* start GIVEN RECORDS *

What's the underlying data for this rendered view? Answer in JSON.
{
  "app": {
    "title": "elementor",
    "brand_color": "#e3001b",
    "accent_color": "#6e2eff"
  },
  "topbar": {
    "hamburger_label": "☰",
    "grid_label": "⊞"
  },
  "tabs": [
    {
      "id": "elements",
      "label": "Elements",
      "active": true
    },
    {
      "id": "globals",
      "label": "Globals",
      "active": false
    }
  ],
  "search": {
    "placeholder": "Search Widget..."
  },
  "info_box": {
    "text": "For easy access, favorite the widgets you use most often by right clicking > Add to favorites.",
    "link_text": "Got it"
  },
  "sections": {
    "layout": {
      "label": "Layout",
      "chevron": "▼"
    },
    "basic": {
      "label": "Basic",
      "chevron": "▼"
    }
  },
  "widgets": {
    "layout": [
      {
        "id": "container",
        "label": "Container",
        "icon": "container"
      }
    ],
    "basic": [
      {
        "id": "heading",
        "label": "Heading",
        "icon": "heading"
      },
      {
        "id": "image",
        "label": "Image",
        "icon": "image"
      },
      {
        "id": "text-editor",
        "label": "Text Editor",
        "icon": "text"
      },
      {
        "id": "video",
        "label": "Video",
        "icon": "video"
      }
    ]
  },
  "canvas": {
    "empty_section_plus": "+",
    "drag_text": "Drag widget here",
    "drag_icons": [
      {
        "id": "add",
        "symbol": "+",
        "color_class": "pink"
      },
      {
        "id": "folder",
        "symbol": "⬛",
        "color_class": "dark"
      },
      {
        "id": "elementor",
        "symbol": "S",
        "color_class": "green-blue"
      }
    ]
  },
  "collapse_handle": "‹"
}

* end GIVEN RECORDS *
* start GIVEN RECORDS *

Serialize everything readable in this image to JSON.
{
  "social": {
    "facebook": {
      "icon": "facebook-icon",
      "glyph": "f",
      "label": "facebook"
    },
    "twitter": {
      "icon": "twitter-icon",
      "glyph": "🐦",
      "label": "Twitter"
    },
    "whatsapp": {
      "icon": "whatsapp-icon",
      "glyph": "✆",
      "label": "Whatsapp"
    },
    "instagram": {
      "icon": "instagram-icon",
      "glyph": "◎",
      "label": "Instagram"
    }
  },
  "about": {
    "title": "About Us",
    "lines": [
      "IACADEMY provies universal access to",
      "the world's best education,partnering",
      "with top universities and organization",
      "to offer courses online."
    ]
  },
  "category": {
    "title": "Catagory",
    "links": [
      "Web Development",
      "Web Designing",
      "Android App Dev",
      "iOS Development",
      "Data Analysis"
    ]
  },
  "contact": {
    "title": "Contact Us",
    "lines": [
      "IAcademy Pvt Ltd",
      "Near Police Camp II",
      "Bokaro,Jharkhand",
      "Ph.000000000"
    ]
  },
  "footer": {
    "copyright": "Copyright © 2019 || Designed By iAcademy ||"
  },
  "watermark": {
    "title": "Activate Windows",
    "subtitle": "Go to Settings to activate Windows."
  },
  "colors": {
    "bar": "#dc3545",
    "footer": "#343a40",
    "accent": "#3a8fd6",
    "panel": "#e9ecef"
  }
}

* end GIVEN RECORDS *

INSTRUCTION ::
Of all the lines above, how many contain the word "widgets"? Answer with only the number.

THE COMPLETED TASK ::
2